PROBLEM TO SOLVE
In the material below, find every line with "values" and pull it out.

___ DATASET RECORDS ___

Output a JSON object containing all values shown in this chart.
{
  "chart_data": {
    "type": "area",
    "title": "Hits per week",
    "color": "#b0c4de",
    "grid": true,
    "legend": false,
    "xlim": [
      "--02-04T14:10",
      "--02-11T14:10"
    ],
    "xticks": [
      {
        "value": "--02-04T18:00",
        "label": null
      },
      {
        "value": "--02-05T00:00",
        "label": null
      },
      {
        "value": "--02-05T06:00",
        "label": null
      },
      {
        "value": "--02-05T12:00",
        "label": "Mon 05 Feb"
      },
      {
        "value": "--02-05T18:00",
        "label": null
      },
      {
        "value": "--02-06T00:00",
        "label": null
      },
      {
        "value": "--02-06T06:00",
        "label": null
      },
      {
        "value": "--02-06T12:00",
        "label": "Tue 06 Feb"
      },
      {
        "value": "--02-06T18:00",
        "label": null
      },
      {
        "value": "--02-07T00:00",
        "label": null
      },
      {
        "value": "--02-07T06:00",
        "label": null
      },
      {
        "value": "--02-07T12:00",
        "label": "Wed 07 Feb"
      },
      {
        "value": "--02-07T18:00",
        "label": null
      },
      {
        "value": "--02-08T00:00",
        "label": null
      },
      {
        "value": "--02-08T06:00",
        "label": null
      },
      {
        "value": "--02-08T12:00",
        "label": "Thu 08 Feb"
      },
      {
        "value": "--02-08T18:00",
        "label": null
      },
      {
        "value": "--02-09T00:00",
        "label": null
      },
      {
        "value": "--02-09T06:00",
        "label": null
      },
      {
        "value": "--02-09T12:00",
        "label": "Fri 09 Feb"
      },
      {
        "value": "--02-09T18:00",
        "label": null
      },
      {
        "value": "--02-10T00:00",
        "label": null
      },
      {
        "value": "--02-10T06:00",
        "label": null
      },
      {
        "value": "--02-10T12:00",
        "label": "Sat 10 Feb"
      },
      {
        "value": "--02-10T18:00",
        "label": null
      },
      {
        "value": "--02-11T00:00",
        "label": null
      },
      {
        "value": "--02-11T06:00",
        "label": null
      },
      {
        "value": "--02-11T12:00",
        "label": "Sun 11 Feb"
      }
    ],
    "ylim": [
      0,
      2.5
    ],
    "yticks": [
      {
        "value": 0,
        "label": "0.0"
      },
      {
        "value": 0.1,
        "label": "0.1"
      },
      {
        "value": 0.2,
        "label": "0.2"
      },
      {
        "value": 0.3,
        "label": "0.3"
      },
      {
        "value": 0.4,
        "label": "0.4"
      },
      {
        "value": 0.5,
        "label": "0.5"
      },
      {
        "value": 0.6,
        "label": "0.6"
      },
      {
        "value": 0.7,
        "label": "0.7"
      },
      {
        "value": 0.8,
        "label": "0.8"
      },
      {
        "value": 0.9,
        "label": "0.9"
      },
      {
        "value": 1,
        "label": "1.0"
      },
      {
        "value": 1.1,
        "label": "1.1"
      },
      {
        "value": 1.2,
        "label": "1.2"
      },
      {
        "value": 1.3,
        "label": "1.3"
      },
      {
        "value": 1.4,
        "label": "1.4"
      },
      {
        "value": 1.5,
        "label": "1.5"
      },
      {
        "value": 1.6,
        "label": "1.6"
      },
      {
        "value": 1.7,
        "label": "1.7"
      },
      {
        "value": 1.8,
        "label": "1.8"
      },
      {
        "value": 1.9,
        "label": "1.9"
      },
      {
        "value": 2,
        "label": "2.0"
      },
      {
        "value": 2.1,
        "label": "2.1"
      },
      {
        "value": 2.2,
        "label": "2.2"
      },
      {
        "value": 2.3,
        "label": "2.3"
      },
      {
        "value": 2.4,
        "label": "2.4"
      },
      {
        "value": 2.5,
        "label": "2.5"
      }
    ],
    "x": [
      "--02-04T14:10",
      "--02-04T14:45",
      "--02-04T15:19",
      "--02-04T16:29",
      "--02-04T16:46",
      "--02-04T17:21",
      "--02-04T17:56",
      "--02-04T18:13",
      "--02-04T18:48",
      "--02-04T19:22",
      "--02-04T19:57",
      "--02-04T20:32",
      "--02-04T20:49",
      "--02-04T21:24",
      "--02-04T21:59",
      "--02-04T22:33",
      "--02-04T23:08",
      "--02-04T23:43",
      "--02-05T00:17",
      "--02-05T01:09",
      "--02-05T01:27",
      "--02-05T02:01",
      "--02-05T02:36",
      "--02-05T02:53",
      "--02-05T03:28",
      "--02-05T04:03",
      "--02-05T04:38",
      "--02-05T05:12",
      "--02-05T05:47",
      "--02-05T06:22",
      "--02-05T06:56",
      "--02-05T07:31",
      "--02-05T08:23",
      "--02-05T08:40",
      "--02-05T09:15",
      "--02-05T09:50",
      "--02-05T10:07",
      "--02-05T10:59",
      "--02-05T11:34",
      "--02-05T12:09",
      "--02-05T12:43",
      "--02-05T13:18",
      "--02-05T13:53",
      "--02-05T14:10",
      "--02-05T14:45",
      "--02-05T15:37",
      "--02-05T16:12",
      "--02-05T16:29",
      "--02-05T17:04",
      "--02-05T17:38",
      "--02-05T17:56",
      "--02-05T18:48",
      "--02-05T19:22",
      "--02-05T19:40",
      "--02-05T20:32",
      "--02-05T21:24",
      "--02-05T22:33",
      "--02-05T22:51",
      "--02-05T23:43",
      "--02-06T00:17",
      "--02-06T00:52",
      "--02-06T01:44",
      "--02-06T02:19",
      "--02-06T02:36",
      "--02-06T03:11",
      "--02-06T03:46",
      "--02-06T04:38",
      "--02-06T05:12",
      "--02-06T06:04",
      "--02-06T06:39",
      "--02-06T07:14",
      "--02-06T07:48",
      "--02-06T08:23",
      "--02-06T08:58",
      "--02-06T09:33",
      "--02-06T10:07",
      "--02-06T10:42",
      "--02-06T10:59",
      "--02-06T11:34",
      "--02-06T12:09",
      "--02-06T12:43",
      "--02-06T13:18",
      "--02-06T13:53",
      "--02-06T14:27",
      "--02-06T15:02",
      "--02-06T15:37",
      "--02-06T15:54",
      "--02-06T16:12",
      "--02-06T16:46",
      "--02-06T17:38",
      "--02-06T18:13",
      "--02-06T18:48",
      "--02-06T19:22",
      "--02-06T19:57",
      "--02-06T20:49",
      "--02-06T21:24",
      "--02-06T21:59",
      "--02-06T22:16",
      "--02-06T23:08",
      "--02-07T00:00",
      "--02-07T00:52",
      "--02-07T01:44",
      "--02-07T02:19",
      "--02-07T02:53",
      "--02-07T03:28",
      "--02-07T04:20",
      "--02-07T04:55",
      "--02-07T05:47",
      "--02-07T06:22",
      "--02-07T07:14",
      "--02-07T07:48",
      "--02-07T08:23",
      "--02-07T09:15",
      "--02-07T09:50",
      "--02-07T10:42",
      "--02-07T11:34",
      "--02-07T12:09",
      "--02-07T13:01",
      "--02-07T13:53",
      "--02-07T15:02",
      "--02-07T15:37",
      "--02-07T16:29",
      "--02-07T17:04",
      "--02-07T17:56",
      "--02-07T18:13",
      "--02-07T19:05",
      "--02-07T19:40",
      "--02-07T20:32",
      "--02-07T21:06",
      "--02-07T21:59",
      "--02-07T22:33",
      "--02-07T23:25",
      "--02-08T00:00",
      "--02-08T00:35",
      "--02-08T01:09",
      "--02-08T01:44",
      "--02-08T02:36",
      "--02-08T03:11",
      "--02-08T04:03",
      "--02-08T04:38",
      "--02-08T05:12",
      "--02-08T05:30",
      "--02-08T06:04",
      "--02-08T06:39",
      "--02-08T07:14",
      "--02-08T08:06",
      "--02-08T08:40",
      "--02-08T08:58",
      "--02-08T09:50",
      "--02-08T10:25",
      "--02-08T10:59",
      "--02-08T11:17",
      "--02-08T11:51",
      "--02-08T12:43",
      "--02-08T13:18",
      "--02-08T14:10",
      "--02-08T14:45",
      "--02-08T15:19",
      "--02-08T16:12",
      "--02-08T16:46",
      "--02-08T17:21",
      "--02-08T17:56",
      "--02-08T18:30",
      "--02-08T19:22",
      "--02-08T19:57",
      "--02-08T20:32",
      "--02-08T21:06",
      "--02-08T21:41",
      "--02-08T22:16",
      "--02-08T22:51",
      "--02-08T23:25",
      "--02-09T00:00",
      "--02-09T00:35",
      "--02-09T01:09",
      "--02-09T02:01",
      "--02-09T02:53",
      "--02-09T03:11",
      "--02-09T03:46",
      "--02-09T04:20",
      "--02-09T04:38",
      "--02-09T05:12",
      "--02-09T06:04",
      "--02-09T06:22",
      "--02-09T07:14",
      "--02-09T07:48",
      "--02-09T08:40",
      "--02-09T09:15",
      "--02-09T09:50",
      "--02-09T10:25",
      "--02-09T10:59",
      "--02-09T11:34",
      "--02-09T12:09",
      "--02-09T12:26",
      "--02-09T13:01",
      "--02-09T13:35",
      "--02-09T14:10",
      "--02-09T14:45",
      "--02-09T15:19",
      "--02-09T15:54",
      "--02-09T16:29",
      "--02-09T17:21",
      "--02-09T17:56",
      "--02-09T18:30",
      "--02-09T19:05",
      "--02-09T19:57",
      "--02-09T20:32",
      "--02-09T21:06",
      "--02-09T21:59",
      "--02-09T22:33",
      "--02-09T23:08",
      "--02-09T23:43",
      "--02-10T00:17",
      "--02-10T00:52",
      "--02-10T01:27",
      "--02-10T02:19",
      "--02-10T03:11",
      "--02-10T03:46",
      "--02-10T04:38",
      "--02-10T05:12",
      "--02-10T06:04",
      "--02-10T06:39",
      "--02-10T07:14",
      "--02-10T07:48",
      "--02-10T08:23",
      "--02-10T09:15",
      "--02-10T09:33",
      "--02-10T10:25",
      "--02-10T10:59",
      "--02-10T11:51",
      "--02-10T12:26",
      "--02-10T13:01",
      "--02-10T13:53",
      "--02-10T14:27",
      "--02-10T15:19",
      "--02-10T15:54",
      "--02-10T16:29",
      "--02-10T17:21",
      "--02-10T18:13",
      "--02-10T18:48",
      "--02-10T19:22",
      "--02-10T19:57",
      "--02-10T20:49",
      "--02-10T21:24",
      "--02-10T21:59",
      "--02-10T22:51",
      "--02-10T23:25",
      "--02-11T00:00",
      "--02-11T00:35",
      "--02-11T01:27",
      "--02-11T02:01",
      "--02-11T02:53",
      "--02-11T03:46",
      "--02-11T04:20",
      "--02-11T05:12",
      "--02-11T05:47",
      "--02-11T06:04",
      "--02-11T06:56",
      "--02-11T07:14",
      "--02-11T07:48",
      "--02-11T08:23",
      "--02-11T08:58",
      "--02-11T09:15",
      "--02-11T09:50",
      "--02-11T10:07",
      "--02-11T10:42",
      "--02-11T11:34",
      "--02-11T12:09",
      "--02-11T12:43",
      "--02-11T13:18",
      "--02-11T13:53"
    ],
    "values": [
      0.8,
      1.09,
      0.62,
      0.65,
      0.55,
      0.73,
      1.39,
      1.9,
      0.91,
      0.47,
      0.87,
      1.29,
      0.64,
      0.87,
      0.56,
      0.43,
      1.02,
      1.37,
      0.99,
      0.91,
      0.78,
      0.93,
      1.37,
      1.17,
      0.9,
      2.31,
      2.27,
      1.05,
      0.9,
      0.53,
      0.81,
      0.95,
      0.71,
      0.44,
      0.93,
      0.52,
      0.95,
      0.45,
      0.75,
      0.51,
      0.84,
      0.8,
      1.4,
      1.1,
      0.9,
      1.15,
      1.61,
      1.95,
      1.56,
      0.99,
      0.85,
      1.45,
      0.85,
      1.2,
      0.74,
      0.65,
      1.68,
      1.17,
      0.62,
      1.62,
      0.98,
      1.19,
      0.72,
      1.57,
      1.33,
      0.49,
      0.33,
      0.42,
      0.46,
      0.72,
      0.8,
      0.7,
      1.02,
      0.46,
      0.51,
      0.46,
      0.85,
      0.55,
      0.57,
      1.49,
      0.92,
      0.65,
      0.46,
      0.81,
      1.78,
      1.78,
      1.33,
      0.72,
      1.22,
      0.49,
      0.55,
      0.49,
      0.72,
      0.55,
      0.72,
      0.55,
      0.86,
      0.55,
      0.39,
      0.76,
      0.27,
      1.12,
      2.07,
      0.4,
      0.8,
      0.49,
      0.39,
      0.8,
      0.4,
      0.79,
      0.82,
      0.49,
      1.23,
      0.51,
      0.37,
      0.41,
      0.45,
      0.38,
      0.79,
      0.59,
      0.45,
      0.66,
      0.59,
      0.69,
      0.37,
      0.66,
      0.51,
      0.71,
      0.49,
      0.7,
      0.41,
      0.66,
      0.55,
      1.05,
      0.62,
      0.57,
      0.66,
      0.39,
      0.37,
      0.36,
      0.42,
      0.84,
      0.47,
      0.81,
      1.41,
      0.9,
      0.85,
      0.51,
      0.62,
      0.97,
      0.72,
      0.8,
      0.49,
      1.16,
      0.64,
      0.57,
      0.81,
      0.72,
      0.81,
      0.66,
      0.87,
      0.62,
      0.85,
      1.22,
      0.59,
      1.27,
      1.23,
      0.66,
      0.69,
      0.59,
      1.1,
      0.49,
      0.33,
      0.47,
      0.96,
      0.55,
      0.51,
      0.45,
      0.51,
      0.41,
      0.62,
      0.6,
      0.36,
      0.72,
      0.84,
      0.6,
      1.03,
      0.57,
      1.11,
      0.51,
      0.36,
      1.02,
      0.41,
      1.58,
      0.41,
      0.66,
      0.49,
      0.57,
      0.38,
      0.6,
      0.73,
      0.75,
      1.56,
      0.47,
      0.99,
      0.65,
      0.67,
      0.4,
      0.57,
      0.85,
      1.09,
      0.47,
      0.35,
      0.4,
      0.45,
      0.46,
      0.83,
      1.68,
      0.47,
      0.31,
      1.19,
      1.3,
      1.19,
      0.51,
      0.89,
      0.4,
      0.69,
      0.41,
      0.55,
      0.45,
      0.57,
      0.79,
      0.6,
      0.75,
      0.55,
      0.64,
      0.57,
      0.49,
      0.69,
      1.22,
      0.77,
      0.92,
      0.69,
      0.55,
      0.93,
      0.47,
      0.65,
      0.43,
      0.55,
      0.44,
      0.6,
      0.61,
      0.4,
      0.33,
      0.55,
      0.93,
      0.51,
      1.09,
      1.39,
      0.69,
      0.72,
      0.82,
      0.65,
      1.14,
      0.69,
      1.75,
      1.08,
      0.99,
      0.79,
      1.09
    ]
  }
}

___

RESPONSE
Output a JSON object containing all values shown in this chart.
    "values": [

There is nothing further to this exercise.